======== DATASET ROWS

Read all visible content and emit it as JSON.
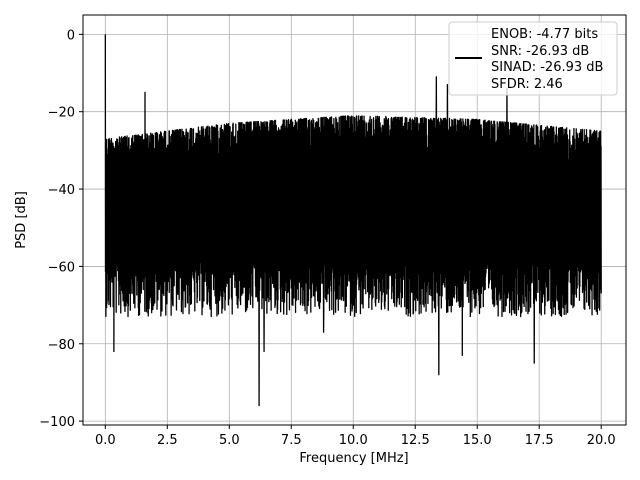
{
  "chart_data": {
    "type": "line",
    "title": "",
    "xlabel": "Frequency [MHz]",
    "ylabel": "PSD [dB]",
    "xlim": [
      -0.9,
      21.0
    ],
    "ylim": [
      -101,
      5
    ],
    "xticks": [
      0.0,
      2.5,
      5.0,
      7.5,
      10.0,
      12.5,
      15.0,
      17.5,
      20.0
    ],
    "xtick_labels": [
      "0.0",
      "2.5",
      "5.0",
      "7.5",
      "10.0",
      "12.5",
      "15.0",
      "17.5",
      "20.0"
    ],
    "yticks": [
      0,
      -20,
      -40,
      -60,
      -80,
      -100
    ],
    "ytick_labels": [
      "0",
      "−20",
      "−40",
      "−60",
      "−80",
      "−100"
    ],
    "grid": true,
    "legend_position": "top-right",
    "legend": [
      "ENOB: -4.77 bits",
      "SNR: -26.93 dB",
      "SINAD: -26.93 dB",
      "SFDR: 2.46"
    ],
    "series": [
      {
        "color": "#000000",
        "x_range": [
          0.0,
          20.0
        ],
        "peaks": [
          {
            "x": 0.0,
            "y": 0.0
          },
          {
            "x": 1.6,
            "y": -15
          },
          {
            "x": 13.35,
            "y": -11
          },
          {
            "x": 13.8,
            "y": -13
          },
          {
            "x": 16.2,
            "y": -14
          }
        ],
        "upper_envelope": [
          {
            "x": 0.0,
            "y": -27
          },
          {
            "x": 5.0,
            "y": -23
          },
          {
            "x": 10.0,
            "y": -21
          },
          {
            "x": 15.0,
            "y": -22
          },
          {
            "x": 20.0,
            "y": -25
          }
        ],
        "typical_floor": -63,
        "deep_notches": [
          {
            "x": 0.35,
            "y": -82
          },
          {
            "x": 6.2,
            "y": -96
          },
          {
            "x": 6.4,
            "y": -82
          },
          {
            "x": 8.8,
            "y": -77
          },
          {
            "x": 13.45,
            "y": -88
          },
          {
            "x": 14.4,
            "y": -83
          },
          {
            "x": 17.3,
            "y": -85
          }
        ]
      }
    ]
  }
}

================

### WHAT YOU SHOULD DO:
Restate the full listing verbatim and drop every picture.

### ANSWER FOR THIS EXERCISE:
Read all visible content and emit it as JSON.
{
  "chart_data": {
    "type": "line",
    "title": "",
    "xlabel": "Frequency [MHz]",
    "ylabel": "PSD [dB]",
    "xlim": [
      -0.9,
      21.0
    ],
    "ylim": [
      -101,
      5
    ],
    "xticks": [
      0.0,
      2.5,
      5.0,
      7.5,
      10.0,
      12.5,
      15.0,
      17.5,
      20.0
    ],
    "xtick_labels": [
      "0.0",
      "2.5",
      "5.0",
      "7.5",
      "10.0",
      "12.5",
      "15.0",
      "17.5",
      "20.0"
    ],
    "yticks": [
      0,
      -20,
      -40,
      -60,
      -80,
      -100
    ],
    "ytick_labels": [
      "0",
      "−20",
      "−40",
      "−60",
      "−80",
      "−100"
    ],
    "grid": true,
    "legend_position": "top-right",
    "legend": [
      "ENOB: -4.77 bits",
      "SNR: -26.93 dB",
      "SINAD: -26.93 dB",
      "SFDR: 2.46"
    ],
    "series": [
      {
        "color": "#000000",
        "x_range": [
          0.0,
          20.0
        ],
        "peaks": [
          {
            "x": 0.0,
            "y": 0.0
          },
          {
            "x": 1.6,
            "y": -15
          },
          {
            "x": 13.35,
            "y": -11
          },
          {
            "x": 13.8,
            "y": -13
          },
          {
            "x": 16.2,
            "y": -14
          }
        ],
        "upper_envelope": [
          {
            "x": 0.0,
            "y": -27
          },
          {
            "x": 5.0,
            "y": -23
          },
          {
            "x": 10.0,
            "y": -21
          },
          {
            "x": 15.0,
            "y": -22
          },
          {
            "x": 20.0,
            "y": -25
          }
        ],
        "typical_floor": -63,
        "deep_notches": [
          {
            "x": 0.35,
            "y": -82
          },
          {
            "x": 6.2,
            "y": -96
          },
          {
            "x": 6.4,
            "y": -82
          },
          {
            "x": 8.8,
            "y": -77
          },
          {
            "x": 13.45,
            "y": -88
          },
          {
            "x": 14.4,
            "y": -83
          },
          {
            "x": 17.3,
            "y": -85
          }
        ]
      }
    ]
  }
}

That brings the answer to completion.